▶ _The problem_:
Find the number of lines below in which the word "мазута" appears, and write that number only.

▶ _Recorded information_:

════════════════

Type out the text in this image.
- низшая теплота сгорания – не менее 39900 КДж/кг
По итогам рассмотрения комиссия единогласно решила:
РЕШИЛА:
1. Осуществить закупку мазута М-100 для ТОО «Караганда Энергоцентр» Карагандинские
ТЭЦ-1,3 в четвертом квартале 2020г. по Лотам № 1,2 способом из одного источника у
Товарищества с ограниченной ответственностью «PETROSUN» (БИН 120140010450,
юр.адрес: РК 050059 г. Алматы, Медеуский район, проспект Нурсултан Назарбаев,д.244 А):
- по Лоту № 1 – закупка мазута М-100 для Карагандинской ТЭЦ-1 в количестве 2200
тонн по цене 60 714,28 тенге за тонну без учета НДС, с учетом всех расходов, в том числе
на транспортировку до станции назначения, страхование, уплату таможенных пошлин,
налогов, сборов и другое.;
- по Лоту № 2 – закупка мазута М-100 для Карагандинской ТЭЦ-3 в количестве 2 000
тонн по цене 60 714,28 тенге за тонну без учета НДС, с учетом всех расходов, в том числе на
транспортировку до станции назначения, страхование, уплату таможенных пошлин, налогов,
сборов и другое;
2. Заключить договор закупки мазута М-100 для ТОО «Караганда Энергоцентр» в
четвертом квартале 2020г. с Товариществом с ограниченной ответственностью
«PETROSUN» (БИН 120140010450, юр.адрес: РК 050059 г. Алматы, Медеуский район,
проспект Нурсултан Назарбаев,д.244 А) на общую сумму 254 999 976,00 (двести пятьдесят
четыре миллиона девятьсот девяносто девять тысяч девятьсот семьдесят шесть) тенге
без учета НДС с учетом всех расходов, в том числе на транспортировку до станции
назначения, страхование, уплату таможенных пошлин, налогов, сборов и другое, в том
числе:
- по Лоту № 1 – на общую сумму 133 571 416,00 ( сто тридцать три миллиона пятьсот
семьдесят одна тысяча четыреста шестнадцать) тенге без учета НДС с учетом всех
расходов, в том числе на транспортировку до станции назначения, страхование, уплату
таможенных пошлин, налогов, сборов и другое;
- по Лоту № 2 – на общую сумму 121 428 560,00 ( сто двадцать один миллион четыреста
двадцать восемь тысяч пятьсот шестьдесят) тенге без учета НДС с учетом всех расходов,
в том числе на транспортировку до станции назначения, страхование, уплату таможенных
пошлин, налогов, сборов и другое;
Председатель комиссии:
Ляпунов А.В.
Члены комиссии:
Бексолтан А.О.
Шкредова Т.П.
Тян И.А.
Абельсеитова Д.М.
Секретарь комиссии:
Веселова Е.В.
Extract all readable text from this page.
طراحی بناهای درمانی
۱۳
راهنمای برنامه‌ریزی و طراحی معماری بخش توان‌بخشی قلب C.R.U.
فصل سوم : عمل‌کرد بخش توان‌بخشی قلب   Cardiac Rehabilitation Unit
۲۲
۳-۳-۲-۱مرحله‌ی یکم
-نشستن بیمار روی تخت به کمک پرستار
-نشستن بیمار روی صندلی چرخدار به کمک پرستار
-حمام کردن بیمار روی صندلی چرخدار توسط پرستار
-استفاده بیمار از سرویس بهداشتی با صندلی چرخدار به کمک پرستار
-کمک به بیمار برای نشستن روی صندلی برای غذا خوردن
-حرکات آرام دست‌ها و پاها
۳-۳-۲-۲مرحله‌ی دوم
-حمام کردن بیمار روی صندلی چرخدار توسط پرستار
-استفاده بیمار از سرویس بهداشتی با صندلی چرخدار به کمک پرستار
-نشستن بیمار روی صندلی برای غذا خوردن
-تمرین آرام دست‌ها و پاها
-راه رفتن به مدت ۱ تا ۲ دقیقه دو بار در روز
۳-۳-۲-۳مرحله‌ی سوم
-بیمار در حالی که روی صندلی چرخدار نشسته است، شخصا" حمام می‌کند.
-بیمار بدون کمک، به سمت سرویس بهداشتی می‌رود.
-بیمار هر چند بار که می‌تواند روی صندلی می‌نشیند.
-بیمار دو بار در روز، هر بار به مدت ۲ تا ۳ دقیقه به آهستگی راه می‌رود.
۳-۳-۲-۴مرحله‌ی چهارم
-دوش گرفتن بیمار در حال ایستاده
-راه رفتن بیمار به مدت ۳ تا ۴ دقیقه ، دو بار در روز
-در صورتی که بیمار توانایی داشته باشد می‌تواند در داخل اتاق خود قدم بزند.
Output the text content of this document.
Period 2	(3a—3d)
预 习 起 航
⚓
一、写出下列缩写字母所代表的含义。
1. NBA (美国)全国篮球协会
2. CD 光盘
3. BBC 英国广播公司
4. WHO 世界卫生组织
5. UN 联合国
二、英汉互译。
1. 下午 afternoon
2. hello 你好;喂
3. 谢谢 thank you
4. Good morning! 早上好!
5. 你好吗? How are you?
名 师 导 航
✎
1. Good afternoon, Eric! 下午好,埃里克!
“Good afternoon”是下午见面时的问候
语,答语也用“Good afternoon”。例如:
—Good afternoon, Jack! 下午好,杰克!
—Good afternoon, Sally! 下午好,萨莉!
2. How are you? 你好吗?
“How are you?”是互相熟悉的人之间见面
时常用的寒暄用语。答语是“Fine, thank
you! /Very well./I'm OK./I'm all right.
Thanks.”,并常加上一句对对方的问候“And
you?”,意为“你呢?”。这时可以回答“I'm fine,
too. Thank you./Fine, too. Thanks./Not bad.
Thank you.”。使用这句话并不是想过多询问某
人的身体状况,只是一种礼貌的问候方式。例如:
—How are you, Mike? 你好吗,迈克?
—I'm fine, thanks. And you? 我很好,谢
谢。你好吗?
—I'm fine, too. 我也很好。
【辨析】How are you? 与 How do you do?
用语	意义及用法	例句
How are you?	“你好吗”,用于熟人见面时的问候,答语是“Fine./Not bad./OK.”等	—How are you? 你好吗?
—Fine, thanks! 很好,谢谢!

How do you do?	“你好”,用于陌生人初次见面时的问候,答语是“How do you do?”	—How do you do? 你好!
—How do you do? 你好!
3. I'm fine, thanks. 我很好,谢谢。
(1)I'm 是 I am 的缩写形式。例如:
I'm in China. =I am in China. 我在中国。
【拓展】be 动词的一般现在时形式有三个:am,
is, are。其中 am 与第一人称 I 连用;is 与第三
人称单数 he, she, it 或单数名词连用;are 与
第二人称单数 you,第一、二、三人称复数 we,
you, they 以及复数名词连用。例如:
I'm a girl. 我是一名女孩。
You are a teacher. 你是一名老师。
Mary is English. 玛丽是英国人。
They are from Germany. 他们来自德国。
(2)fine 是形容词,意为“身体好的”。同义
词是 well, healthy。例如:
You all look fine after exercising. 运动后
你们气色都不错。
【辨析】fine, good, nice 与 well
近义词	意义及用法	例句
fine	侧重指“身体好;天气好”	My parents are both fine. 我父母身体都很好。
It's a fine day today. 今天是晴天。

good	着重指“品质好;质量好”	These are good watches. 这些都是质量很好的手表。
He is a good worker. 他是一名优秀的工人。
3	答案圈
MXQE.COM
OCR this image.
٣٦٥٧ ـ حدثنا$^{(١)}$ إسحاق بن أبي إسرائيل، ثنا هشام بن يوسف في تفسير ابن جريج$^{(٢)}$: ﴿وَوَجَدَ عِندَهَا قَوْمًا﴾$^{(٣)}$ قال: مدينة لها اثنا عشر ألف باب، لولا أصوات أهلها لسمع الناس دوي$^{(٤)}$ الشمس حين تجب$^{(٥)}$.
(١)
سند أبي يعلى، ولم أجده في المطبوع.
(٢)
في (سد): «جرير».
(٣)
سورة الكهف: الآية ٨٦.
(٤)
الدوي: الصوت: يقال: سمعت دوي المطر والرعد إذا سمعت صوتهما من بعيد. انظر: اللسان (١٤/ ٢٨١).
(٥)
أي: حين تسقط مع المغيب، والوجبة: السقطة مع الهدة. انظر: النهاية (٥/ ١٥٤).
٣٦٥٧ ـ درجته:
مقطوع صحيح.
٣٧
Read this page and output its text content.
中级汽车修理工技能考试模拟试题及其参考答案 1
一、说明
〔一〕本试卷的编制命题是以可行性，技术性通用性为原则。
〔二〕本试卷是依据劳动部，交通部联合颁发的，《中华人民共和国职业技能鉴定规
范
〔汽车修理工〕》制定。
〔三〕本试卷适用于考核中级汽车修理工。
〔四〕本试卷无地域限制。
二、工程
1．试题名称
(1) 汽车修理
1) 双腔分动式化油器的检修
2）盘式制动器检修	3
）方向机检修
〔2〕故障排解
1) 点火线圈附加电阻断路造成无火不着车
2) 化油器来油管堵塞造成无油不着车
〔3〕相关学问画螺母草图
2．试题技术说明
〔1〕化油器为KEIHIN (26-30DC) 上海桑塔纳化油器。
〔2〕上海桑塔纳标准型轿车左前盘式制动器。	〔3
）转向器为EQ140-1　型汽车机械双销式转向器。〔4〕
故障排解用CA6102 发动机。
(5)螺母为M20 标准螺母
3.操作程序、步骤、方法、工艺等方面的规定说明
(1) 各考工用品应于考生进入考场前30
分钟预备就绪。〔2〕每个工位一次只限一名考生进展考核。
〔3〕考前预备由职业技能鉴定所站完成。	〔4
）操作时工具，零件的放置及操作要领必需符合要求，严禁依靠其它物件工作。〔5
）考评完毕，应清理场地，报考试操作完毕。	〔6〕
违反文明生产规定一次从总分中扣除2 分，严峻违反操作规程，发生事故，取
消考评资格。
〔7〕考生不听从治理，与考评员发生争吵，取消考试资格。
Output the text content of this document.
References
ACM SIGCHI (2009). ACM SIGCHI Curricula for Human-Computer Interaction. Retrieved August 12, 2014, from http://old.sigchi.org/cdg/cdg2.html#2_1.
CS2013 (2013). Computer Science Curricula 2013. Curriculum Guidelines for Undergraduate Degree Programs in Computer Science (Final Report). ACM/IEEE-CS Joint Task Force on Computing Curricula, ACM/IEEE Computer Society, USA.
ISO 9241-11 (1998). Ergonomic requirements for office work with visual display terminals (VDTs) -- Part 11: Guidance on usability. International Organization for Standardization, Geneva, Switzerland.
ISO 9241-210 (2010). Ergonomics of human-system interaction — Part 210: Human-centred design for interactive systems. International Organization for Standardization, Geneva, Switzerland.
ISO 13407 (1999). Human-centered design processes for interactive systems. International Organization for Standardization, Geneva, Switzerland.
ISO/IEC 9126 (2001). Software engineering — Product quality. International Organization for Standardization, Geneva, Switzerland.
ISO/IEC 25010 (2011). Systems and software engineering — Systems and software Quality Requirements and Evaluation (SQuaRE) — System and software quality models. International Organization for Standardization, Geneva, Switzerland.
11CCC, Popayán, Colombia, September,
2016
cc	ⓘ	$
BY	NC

════════════════

▶ _Correct output_:
4